Your instructions
Restate the entries word for word, omitting nothing.

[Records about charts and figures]
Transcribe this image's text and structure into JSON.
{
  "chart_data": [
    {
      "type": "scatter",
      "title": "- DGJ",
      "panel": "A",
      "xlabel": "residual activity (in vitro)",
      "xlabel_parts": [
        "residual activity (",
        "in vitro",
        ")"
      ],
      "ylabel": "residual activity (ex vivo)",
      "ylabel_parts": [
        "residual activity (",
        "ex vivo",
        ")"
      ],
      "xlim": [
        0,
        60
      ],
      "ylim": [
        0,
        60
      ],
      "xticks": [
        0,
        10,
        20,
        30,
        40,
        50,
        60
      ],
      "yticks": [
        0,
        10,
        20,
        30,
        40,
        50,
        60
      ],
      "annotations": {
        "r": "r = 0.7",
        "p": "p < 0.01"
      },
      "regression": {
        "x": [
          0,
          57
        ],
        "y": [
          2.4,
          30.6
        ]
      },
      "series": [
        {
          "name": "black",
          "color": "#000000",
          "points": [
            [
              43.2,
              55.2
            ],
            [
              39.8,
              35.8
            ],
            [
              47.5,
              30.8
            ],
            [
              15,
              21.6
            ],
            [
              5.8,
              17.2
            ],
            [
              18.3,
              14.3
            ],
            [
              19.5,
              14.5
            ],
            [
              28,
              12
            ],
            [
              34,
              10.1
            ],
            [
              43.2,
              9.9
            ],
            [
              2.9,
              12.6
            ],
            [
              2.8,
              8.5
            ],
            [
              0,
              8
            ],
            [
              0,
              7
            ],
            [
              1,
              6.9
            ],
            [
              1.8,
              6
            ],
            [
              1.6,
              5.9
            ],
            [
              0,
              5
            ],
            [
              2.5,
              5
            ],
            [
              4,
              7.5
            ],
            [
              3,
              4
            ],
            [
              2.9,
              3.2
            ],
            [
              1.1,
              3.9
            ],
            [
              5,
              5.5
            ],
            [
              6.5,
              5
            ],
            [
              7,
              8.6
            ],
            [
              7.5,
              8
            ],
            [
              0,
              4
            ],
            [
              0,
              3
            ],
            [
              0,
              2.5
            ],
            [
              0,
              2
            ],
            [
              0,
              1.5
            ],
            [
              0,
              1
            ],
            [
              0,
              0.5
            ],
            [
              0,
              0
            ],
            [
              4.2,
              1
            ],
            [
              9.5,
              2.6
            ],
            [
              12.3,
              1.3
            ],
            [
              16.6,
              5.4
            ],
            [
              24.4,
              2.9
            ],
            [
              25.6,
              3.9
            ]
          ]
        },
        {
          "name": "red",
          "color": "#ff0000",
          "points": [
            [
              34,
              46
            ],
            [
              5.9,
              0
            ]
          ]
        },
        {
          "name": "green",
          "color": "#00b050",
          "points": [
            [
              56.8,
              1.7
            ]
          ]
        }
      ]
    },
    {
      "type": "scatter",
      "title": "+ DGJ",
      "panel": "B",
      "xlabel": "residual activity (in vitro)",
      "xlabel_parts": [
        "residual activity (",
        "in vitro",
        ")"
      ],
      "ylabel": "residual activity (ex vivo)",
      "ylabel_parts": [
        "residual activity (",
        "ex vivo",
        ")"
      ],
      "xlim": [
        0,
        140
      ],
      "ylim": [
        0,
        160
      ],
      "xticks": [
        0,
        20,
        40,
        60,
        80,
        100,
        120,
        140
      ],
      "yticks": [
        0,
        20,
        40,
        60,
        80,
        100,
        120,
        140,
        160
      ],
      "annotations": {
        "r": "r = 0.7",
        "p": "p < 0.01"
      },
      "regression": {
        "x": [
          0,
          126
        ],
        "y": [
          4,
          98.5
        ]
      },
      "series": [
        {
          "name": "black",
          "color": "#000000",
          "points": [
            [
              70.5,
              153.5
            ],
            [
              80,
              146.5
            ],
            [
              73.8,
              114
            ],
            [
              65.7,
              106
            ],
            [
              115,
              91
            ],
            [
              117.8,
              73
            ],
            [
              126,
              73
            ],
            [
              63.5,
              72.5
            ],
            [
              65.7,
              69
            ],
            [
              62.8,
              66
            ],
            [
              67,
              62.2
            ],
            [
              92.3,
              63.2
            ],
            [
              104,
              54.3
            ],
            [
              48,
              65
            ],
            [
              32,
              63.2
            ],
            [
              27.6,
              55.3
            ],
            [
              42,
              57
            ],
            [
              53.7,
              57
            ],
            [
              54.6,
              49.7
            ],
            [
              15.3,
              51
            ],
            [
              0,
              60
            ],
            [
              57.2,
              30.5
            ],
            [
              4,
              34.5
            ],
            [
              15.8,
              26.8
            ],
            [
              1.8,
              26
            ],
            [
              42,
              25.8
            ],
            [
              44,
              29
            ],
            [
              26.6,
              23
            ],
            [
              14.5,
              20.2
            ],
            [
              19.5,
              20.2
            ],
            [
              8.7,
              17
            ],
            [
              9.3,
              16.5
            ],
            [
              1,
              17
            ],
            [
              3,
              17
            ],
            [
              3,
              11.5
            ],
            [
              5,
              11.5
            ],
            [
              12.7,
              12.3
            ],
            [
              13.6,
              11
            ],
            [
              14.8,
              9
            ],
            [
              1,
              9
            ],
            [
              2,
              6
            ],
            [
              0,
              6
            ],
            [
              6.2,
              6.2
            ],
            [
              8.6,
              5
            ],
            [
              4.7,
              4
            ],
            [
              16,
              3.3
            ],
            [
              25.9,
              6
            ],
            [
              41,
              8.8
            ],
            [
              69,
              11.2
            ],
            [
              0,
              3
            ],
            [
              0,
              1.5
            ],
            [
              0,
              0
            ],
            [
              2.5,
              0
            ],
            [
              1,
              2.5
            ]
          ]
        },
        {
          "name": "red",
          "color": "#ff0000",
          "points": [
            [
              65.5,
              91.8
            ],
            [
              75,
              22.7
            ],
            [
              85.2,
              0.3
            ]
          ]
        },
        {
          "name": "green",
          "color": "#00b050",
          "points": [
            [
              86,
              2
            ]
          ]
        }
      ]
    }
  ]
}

Solution below
Transcribe this image's text and structure into JSON.
{
  "chart_data": [
    {
      "type": "scatter",
      "title": "- DGJ",
      "panel": "A",
      "xlabel": "residual activity (in vitro)",
      "xlabel_parts": [
        "residual activity (",
        "in vitro",
        ")"
      ],
      "ylabel": "residual activity (ex vivo)",
      "ylabel_parts": [
        "residual activity (",
        "ex vivo",
        ")"
      ],
      "xlim": [
        0,
        60
      ],
      "ylim": [
        0,
        60
      ],
      "xticks": [
        0,
        10,
        20,
        30,
        40,
        50,
        60
      ],
      "yticks": [
        0,
        10,
        20,
        30,
        40,
        50,
        60
      ],
      "annotations": {
        "r": "r = 0.7",
        "p": "p < 0.01"
      },
      "regression": {
        "x": [
          0,
          57
        ],
        "y": [
          2.4,
          30.6
        ]
      },
      "series": [
        {
          "name": "black",
          "color": "#000000",
          "points": [
            [
              43.2,
              55.2
            ],
            [
              39.8,
              35.8
            ],
            [
              47.5,
              30.8
            ],
            [
              15,
              21.6
            ],
            [
              5.8,
              17.2
            ],
            [
              18.3,
              14.3
            ],
            [
              19.5,
              14.5
            ],
            [
              28,
              12
            ],
            [
              34,
              10.1
            ],
            [
              43.2,
              9.9
            ],
            [
              2.9,
              12.6
            ],
            [
              2.8,
              8.5
            ],
            [
              0,
              8
            ],
            [
              0,
              7
            ],
            [
              1,
              6.9
            ],
            [
              1.8,
              6
            ],
            [
              1.6,
              5.9
            ],
            [
              0,
              5
            ],
            [
              2.5,
              5
            ],
            [
              4,
              7.5
            ],
            [
              3,
              4
            ],
            [
              2.9,
              3.2
            ],
            [
              1.1,
              3.9
            ],
            [
              5,
              5.5
            ],
            [
              6.5,
              5
            ],
            [
              7,
              8.6
            ],
            [
              7.5,
              8
            ],
            [
              0,
              4
            ],
            [
              0,
              3
            ],
            [
              0,
              2.5
            ],
            [
              0,
              2
            ],
            [
              0,
              1.5
            ],
            [
              0,
              1
            ],
            [
              0,
              0.5
            ],
            [
              0,
              0
            ],
            [
              4.2,
              1
            ],
            [
              9.5,
              2.6
            ],
            [
              12.3,
              1.3
            ],
            [
              16.6,
              5.4
            ],
            [
              24.4,
              2.9
            ],
            [
              25.6,
              3.9
            ]
          ]
        },
        {
          "name": "red",
          "color": "#ff0000",
          "points": [
            [
              34,
              46
            ],
            [
              5.9,
              0
            ]
          ]
        },
        {
          "name": "green",
          "color": "#00b050",
          "points": [
            [
              56.8,
              1.7
            ]
          ]
        }
      ]
    },
    {
      "type": "scatter",
      "title": "+ DGJ",
      "panel": "B",
      "xlabel": "residual activity (in vitro)",
      "xlabel_parts": [
        "residual activity (",
        "in vitro",
        ")"
      ],
      "ylabel": "residual activity (ex vivo)",
      "ylabel_parts": [
        "residual activity (",
        "ex vivo",
        ")"
      ],
      "xlim": [
        0,
        140
      ],
      "ylim": [
        0,
        160
      ],
      "xticks": [
        0,
        20,
        40,
        60,
        80,
        100,
        120,
        140
      ],
      "yticks": [
        0,
        20,
        40,
        60,
        80,
        100,
        120,
        140,
        160
      ],
      "annotations": {
        "r": "r = 0.7",
        "p": "p < 0.01"
      },
      "regression": {
        "x": [
          0,
          126
        ],
        "y": [
          4,
          98.5
        ]
      },
      "series": [
        {
          "name": "black",
          "color": "#000000",
          "points": [
            [
              70.5,
              153.5
            ],
            [
              80,
              146.5
            ],
            [
              73.8,
              114
            ],
            [
              65.7,
              106
            ],
            [
              115,
              91
            ],
            [
              117.8,
              73
            ],
            [
              126,
              73
            ],
            [
              63.5,
              72.5
            ],
            [
              65.7,
              69
            ],
            [
              62.8,
              66
            ],
            [
              67,
              62.2
            ],
            [
              92.3,
              63.2
            ],
            [
              104,
              54.3
            ],
            [
              48,
              65
            ],
            [
              32,
              63.2
            ],
            [
              27.6,
              55.3
            ],
            [
              42,
              57
            ],
            [
              53.7,
              57
            ],
            [
              54.6,
              49.7
            ],
            [
              15.3,
              51
            ],
            [
              0,
              60
            ],
            [
              57.2,
              30.5
            ],
            [
              4,
              34.5
            ],
            [
              15.8,
              26.8
            ],
            [
              1.8,
              26
            ],
            [
              42,
              25.8
            ],
            [
              44,
              29
            ],
            [
              26.6,
              23
            ],
            [
              14.5,
              20.2
            ],
            [
              19.5,
              20.2
            ],
            [
              8.7,
              17
            ],
            [
              9.3,
              16.5
            ],
            [
              1,
              17
            ],
            [
              3,
              17
            ],
            [
              3,
              11.5
            ],
            [
              5,
              11.5
            ],
            [
              12.7,
              12.3
            ],
            [
              13.6,
              11
            ],
            [
              14.8,
              9
            ],
            [
              1,
              9
            ],
            [
              2,
              6
            ],
            [
              0,
              6
            ],
            [
              6.2,
              6.2
            ],
            [
              8.6,
              5
            ],
            [
              4.7,
              4
            ],
            [
              16,
              3.3
            ],
            [
              25.9,
              6
            ],
            [
              41,
              8.8
            ],
            [
              69,
              11.2
            ],
            [
              0,
              3
            ],
            [
              0,
              1.5
            ],
            [
              0,
              0
            ],
            [
              2.5,
              0
            ],
            [
              1,
              2.5
            ]
          ]
        },
        {
          "name": "red",
          "color": "#ff0000",
          "points": [
            [
              65.5,
              91.8
            ],
            [
              75,
              22.7
            ],
            [
              85.2,
              0.3
            ]
          ]
        },
        {
          "name": "green",
          "color": "#00b050",
          "points": [
            [
              86,
              2
            ]
          ]
        }
      ]
    }
  ]
}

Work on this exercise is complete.